- Task brief
Repeat the records below exactly as they appear.

Start of The records

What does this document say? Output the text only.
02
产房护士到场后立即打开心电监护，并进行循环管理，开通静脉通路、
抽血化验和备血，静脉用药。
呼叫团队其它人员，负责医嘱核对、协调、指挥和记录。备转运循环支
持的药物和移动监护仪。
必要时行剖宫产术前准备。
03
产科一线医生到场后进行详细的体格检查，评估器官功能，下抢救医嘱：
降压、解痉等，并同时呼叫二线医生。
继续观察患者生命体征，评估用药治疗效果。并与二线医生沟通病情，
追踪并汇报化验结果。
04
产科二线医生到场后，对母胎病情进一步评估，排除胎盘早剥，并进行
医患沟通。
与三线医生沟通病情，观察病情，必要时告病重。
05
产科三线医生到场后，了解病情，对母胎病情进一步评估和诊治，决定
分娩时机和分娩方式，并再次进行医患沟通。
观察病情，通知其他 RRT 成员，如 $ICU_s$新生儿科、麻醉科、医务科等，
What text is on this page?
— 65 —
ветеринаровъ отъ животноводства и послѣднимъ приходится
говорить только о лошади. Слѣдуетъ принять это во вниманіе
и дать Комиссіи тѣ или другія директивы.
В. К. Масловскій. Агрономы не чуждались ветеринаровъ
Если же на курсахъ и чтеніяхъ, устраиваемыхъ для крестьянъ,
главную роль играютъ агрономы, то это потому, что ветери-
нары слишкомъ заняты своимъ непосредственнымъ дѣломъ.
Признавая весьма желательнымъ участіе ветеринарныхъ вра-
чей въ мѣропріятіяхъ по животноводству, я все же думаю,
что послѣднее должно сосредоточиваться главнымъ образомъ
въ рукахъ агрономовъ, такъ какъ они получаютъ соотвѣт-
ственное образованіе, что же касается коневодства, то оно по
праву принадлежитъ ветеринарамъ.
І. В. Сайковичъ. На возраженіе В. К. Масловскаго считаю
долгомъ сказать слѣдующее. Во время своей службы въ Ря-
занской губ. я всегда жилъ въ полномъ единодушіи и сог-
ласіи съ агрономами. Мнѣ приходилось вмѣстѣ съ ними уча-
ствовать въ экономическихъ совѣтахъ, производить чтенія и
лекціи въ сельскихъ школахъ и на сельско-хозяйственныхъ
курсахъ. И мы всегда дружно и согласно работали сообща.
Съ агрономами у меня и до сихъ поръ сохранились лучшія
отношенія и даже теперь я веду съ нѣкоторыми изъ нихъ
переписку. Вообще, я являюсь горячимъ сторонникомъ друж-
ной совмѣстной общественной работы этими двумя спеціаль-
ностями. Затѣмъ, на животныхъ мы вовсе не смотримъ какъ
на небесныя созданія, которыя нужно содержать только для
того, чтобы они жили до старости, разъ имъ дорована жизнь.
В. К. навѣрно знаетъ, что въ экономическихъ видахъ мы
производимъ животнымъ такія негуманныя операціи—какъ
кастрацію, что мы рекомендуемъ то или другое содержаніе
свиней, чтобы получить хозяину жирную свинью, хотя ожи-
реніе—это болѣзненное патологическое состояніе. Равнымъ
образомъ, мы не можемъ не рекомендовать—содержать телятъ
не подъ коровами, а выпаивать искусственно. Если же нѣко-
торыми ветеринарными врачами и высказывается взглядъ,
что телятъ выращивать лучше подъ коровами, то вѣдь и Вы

End of The records

- Complete response
What does this document say? Output the text only.
02
产房护士到场后立即打开心电监护，并进行循环管理，开通静脉通路、
抽血化验和备血，静脉用药。
呼叫团队其它人员，负责医嘱核对、协调、指挥和记录。备转运循环支
持的药物和移动监护仪。
必要时行剖宫产术前准备。
03
产科一线医生到场后进行详细的体格检查，评估器官功能，下抢救医嘱：
降压、解痉等，并同时呼叫二线医生。
继续观察患者生命体征，评估用药治疗效果。并与二线医生沟通病情，
追踪并汇报化验结果。
04
产科二线医生到场后，对母胎病情进一步评估，排除胎盘早剥，并进行
医患沟通。
与三线医生沟通病情，观察病情，必要时告病重。
05
产科三线医生到场后，了解病情，对母胎病情进一步评估和诊治，决定
分娩时机和分娩方式，并再次进行医患沟通。
观察病情，通知其他 RRT 成员，如 $ICU_s$新生儿科、麻醉科、医务科等，
What text is on this page?
— 65 —
ветеринаровъ отъ животноводства и послѣднимъ приходится
говорить только о лошади. Слѣдуетъ принять это во вниманіе
и дать Комиссіи тѣ или другія директивы.
В. К. Масловскій. Агрономы не чуждались ветеринаровъ
Если же на курсахъ и чтеніяхъ, устраиваемыхъ для крестьянъ,
главную роль играютъ агрономы, то это потому, что ветери-
нары слишкомъ заняты своимъ непосредственнымъ дѣломъ.
Признавая весьма желательнымъ участіе ветеринарныхъ вра-
чей въ мѣропріятіяхъ по животноводству, я все же думаю,
что послѣднее должно сосредоточиваться главнымъ образомъ
въ рукахъ агрономовъ, такъ какъ они получаютъ соотвѣт-
ственное образованіе, что же касается коневодства, то оно по
праву принадлежитъ ветеринарамъ.
І. В. Сайковичъ. На возраженіе В. К. Масловскаго считаю
долгомъ сказать слѣдующее. Во время своей службы въ Ря-
занской губ. я всегда жилъ въ полномъ единодушіи и сог-
ласіи съ агрономами. Мнѣ приходилось вмѣстѣ съ ними уча-
ствовать въ экономическихъ совѣтахъ, производить чтенія и
лекціи въ сельскихъ школахъ и на сельско-хозяйственныхъ
курсахъ. И мы всегда дружно и согласно работали сообща.
Съ агрономами у меня и до сихъ поръ сохранились лучшія
отношенія и даже теперь я веду съ нѣкоторыми изъ нихъ
переписку. Вообще, я являюсь горячимъ сторонникомъ друж-
ной совмѣстной общественной работы этими двумя спеціаль-
ностями. Затѣмъ, на животныхъ мы вовсе не смотримъ какъ
на небесныя созданія, которыя нужно содержать только для
того, чтобы они жили до старости, разъ имъ дорована жизнь.
В. К. навѣрно знаетъ, что въ экономическихъ видахъ мы
производимъ животнымъ такія негуманныя операціи—какъ
кастрацію, что мы рекомендуемъ то или другое содержаніе
свиней, чтобы получить хозяину жирную свинью, хотя ожи-
реніе—это болѣзненное патологическое состояніе. Равнымъ
образомъ, мы не можемъ не рекомендовать—содержать телятъ
не подъ коровами, а выпаивать искусственно. Если же нѣко-
торыми ветеринарными врачами и высказывается взглядъ,
что телятъ выращивать лучше подъ коровами, то вѣдь и Вы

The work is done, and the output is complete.